- _The request_
Locate the lines where "하나님을" occurs and copy them as they stand.

++++ Material for this exercise ++++

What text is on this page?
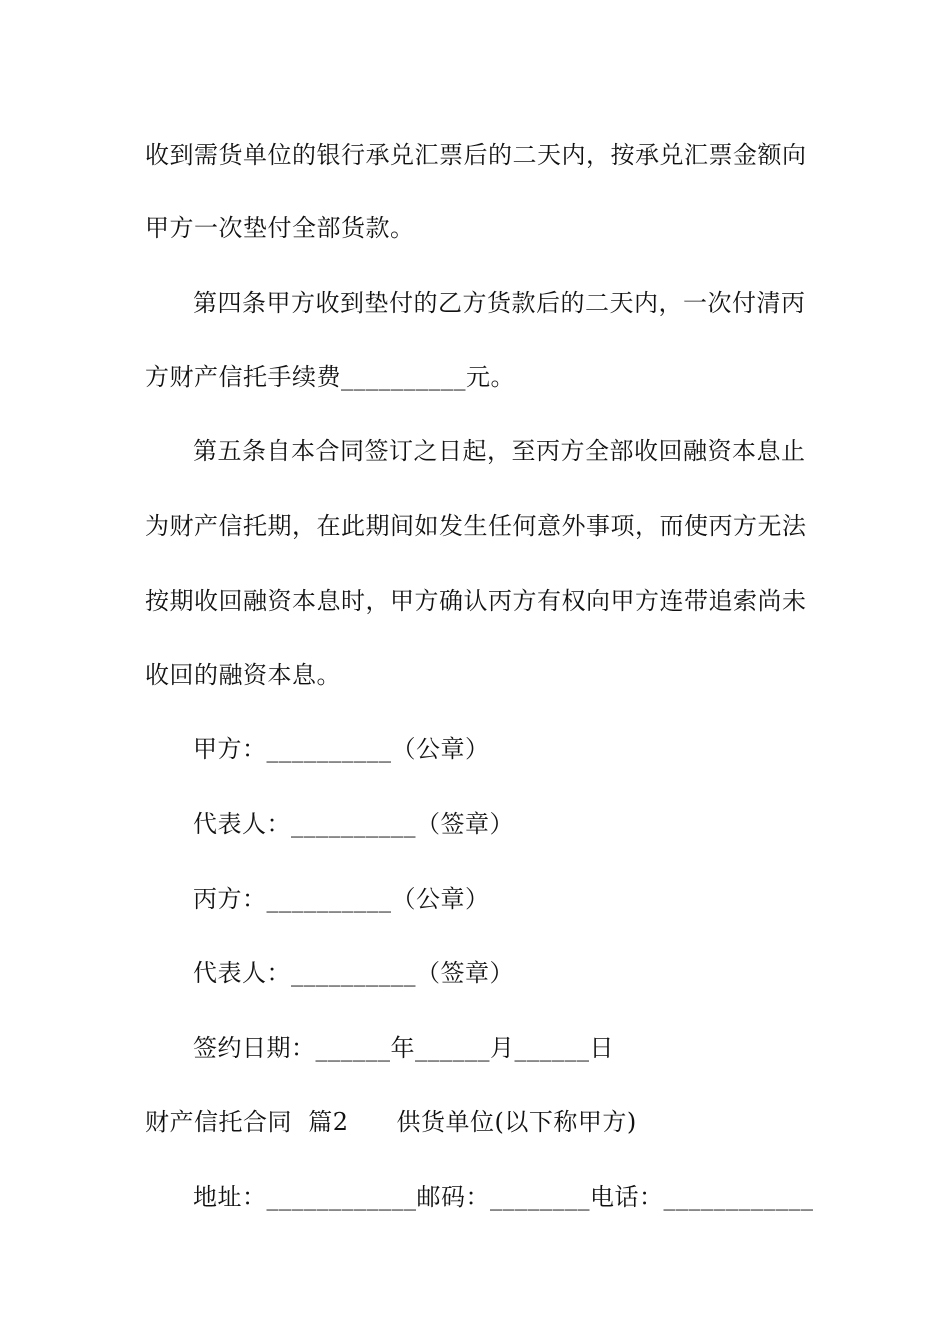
收到需货单位的银行承兑汇票后的二天内，按承兑汇票金额向
甲方一次垫付全部货款。
第四条甲方收到垫付的乙方货款后的二天内，一次付清丙
方财产信托手续费__________元。
第五条自本合同签订之日起，至丙方全部收回融资本息止
为财产信托期，在此期间如发生任何意外事项，而使丙方无法
按期收回融资本息时，甲方确认丙方有权向甲方连带追索尚未
收回的融资本息。
甲方：__________（公章）
代表人：__________（签章）
丙方：__________（公章）
代表人：__________（签章）
签约日期：______年______月______日
财产信托合同  篇2 供货单位(以下称甲方)
地址：____________邮码：________电话：____________
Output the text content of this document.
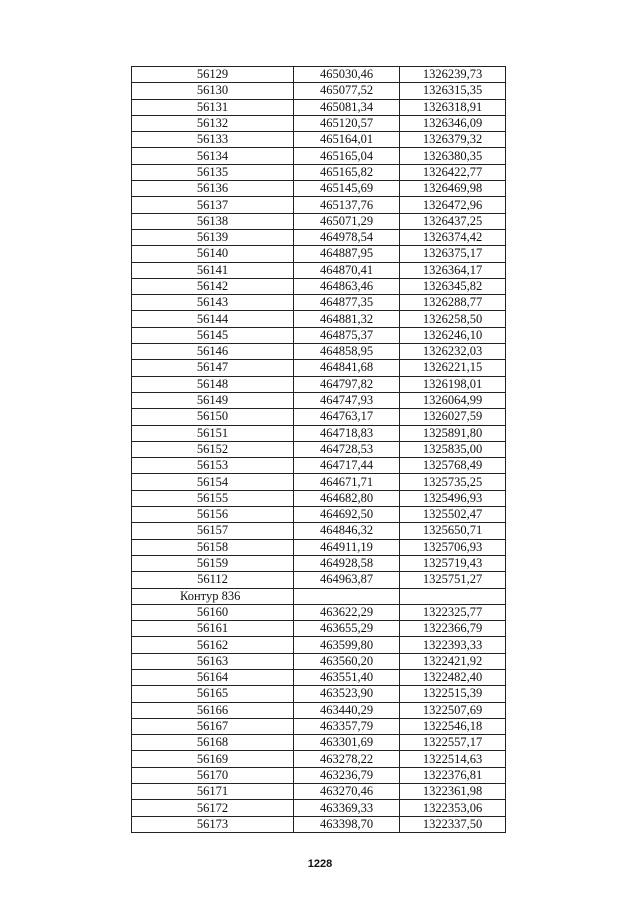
56129	465030,46	1326239,73
56130	465077,52	1326315,35
56131	465081,34	1326318,91
56132	465120,57	1326346,09
56133	465164,01	1326379,32
56134	465165,04	1326380,35
56135	465165,82	1326422,77
56136	465145,69	1326469,98
56137	465137,76	1326472,96
56138	465071,29	1326437,25
56139	464978,54	1326374,42
56140	464887,95	1326375,17
56141	464870,41	1326364,17
56142	464863,46	1326345,82
56143	464877,35	1326288,77
56144	464881,32	1326258,50
56145	464875,37	1326246,10
56146	464858,95	1326232,03
56147	464841,68	1326221,15
56148	464797,82	1326198,01
56149	464747,93	1326064,99
56150	464763,17	1326027,59
56151	464718,83	1325891,80
56152	464728,53	1325835,00
56153	464717,44	1325768,49
56154	464671,71	1325735,25
56155	464682,80	1325496,93
56156	464692,50	1325502,47
56157	464846,32	1325650,71
56158	464911,19	1325706,93
56159	464928,58	1325719,43
56112	464963,87	1325751,27
Контур 836		
56160	463622,29	1322325,77
56161	463655,29	1322366,79
56162	463599,80	1322393,33
56163	463560,20	1322421,92
56164	463551,40	1322482,40
56165	463523,90	1322515,39
56166	463440,29	1322507,69
56167	463357,79	1322546,18
56168	463301,69	1322557,17
56169	463278,22	1322514,63
56170	463236,79	1322376,81
56171	463270,46	1322361,98
56172	463369,33	1322353,06
56173	463398,70	1322337,50
1228
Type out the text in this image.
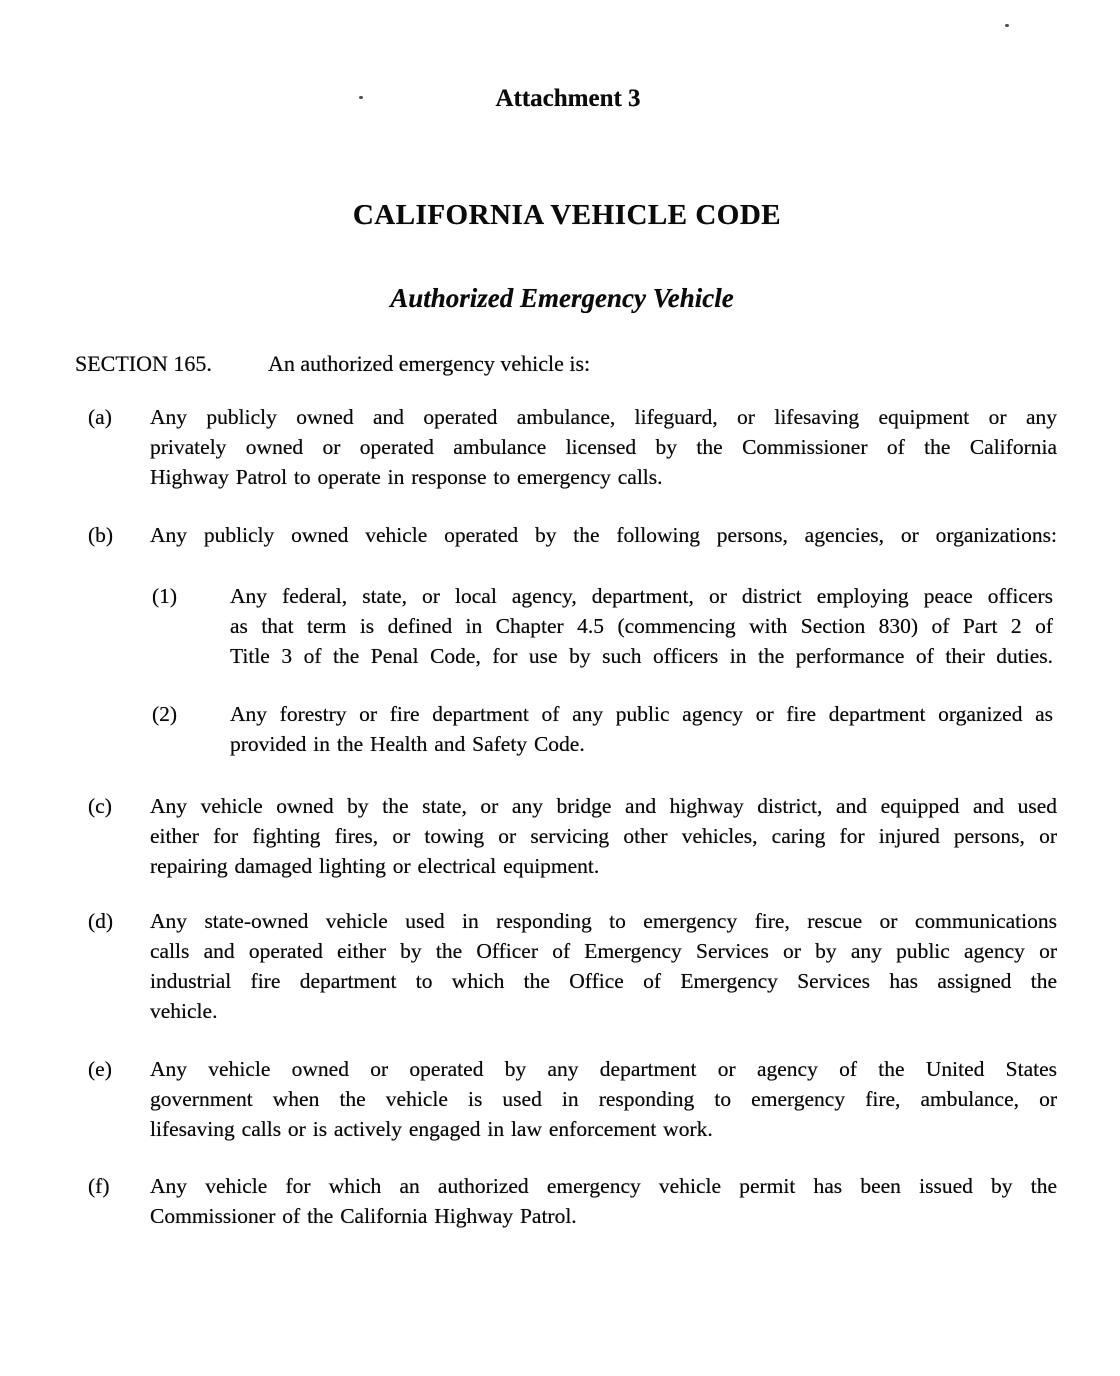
Attachment 3
CALIFORNIA VEHICLE CODE
Authorized Emergency Vehicle
SECTION 165.	An authorized emergency vehicle is:
(a) Any publicly owned and operated ambulance, lifeguard, or lifesaving equipment or any
privately owned or operated ambulance licensed by the Commissioner of the California
Highway Patrol to operate in response to emergency calls.
(b) Any publicly owned vehicle operated by the following persons, agencies, or organizations:
(1) Any federal, state, or local agency, department, or district employing peace officers
as that term is defined in Chapter 4.5 (commencing with Section 830) of Part 2 of
Title 3 of the Penal Code, for use by such officers in the performance of their duties.
(2) Any forestry or fire department of any public agency or fire department organized as
provided in the Health and Safety Code.
(c) Any vehicle owned by the state, or any bridge and highway district, and equipped and used
either for fighting fires, or towing or servicing other vehicles, caring for injured persons, or
repairing damaged lighting or electrical equipment.
(d) Any state-owned vehicle used in responding to emergency fire, rescue or communications
calls and operated either by the Officer of Emergency Services or by any public agency or
industrial fire department to which the Office of Emergency Services has assigned the
vehicle.
(e) Any vehicle owned or operated by any department or agency of the United States
government when the vehicle is used in responding to emergency fire, ambulance, or
lifesaving calls or is actively engaged in law enforcement work.
(f) Any vehicle for which an authorized emergency vehicle permit has been issued by the
Commissioner of the California Highway Patrol.
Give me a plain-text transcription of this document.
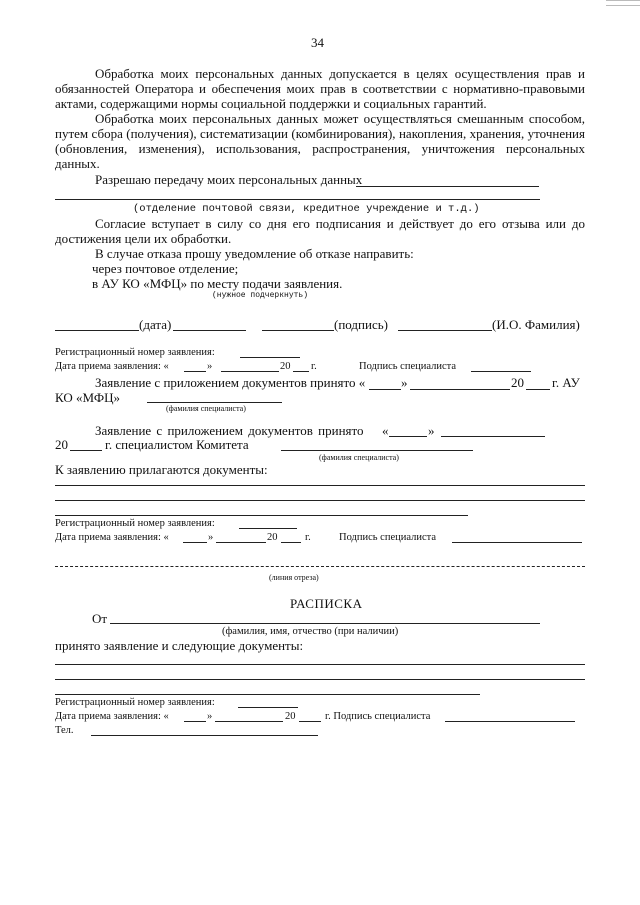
34
Обработка моих персональных данных допускается в целях осуществления прав и
обязанностей Оператора и обеспечения моих прав в соответствии с нормативно-правовыми
актами, содержащими нормы социальной поддержки и социальных гарантий.
Обработка моих персональных данных может осуществляться смешанным способом,
путем сбора (получения), систематизации (комбинирования), накопления, хранения, уточнения
(обновления, изменения), использования, распространения, уничтожения персональных
данных.
Разрешаю передачу моих персональных данных
(отделение почтовой связи, кредитное учреждение и т.д.)
Согласие вступает в силу со дня его подписания и действует до его отзыва или до
достижения цели их обработки.
В случае отказа прошу уведомление об отказе направить:
через почтовое отделение;
в АУ КО «МФЦ» по месту подачи заявления.
(нужное подчеркнуть)
(дата)	(подпись)	(И.О. Фамилия)
Регистрационный номер заявления:
Дата приема заявления: «	»	20 г.	Подпись специалиста
Заявление с приложением документов принято «	»	20 г. АУ
КО «МФЦ»
(фамилия специалиста)
Заявление с приложением документов принято «	»
20	г. специалистом Комитета
(фамилия специалиста)
К заявлению прилагаются документы:
Регистрационный номер заявления:
Дата приема заявления: «	»	20	г.	Подпись специалиста
(линия отреза)
РАСПИСКА
От
(фамилия, имя, отчество (при наличии)
принято заявление и следующие документы:
Регистрационный номер заявления:
Дата приема заявления: «	»	20	г. Подпись специалиста
Тел.
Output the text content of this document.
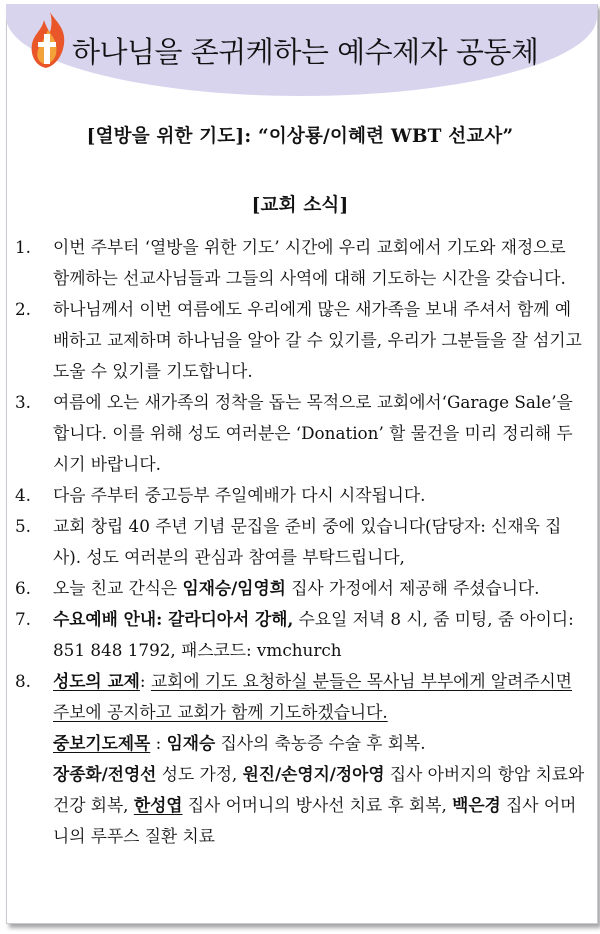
하나님을 존귀케하는 예수제자 공동체
[열방을 위한 기도]: “이상룡/이혜련 WBT 선교사”
[교회 소식]
1.	이번 주부터 ‘열방을 위한 기도’ 시간에 우리 교회에서 기도와 재정으로 함께하는 선교사님들과 그들의 사역에 대해 기도하는 시간을 갖습니다.
2.	하나님께서 이번 여름에도 우리에게 많은 새가족을 보내 주셔서 함께 예배하고 교제하며 하나님을 알아 갈 수 있기를, 우리가 그분들을 잘 섬기고 도울 수 있기를 기도합니다.
3.	여름에 오는 새가족의 정착을 돕는 목적으로 교회에서‘Garage Sale’을 합니다. 이를 위해 성도 여러분은 ‘Donation’ 할 물건을 미리 정리해 두시기 바랍니다.
4.	다음 주부터 중고등부 주일예배가 다시 시작됩니다.
5.	교회 창립 40 주년 기념 문집을 준비 중에 있습니다(담당자: 신재욱 집사). 성도 여러분의 관심과 참여를 부탁드립니다,
6.	오늘 친교 간식은 임재승/임영희 집사 가정에서 제공해 주셨습니다.
7.	수요예배 안내: 갈라디아서 강해, 수요일 저녁 8 시, 줌 미팅, 줌 아이디: 851 848 1792, 패스코드: vmchurch
8.	성도의 교제: 교회에 기도 요청하실 분들은 목사님 부부에게 알려주시면 주보에 공지하고 교회가 함께 기도하겠습니다.
중보기도제목 : 임재승 집사의 축농증 수술 후 회복.
장종화/전영선 성도 가정, 원진/손영지/정아영 집사 아버지의 항암 치료와 건강 회복, 한성엽 집사 어머니의 방사선 치료 후 회복, 백은경 집사 어머니의 루푸스 질환 치료
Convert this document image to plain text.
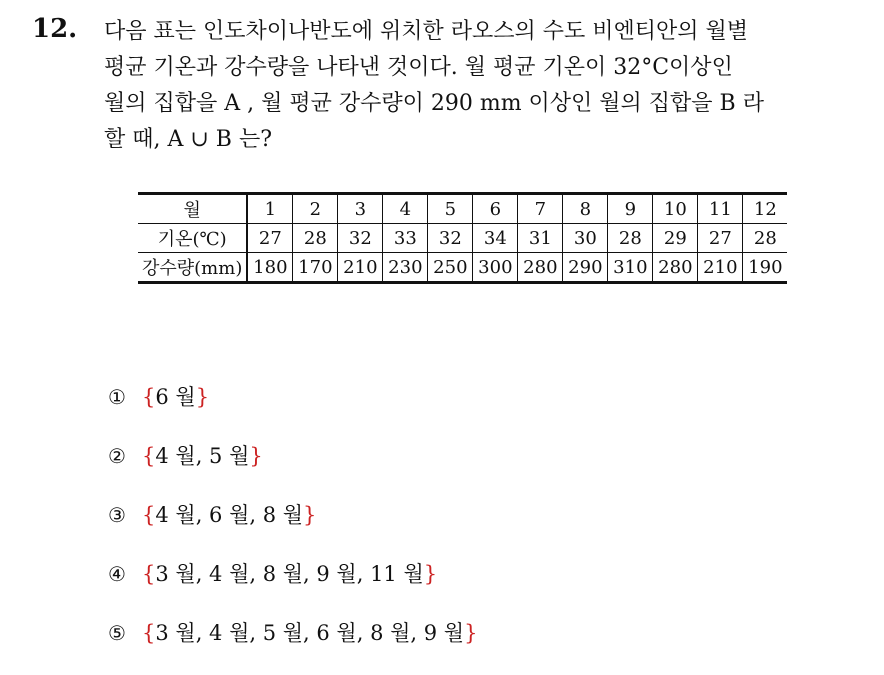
12. 다음 표는 인도차이나반도에 위치한 라오스의 수도 비엔티안의 월별
평균 기온과 강수량을 나타낸 것이다. 월 평균 기온이 32°C이상인
월의 집합을 A , 월 평균 강수량이 290 mm 이상인 월의 집합을 B 라
할 때, A ∪ B 는?

월	1	2	3	4	5	6	7	8	9	10	11	12
기온(℃)	27	28	32	33	32	34	31	30	28	29	27	28
강수량(mm)	180	170	210	230	250	300	280	290	310	280	210	190
① {6 월}
② {4 월, 5 월}
③ {4 월, 6 월, 8 월}
④ {3 월, 4 월, 8 월, 9 월, 11 월}
⑤ {3 월, 4 월, 5 월, 6 월, 8 월, 9 월}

++++

- _Exercise result_
하나님을 존귀케하는 예수제자 공동체
2.	하나님께서 이번 여름에도 우리에게 많은 새가족을 보내 주셔서 함께 예배하고 교제하며 하나님을 알아 갈 수 있기를, 우리가 그분들을 잘 섬기고 도울 수 있기를 기도합니다.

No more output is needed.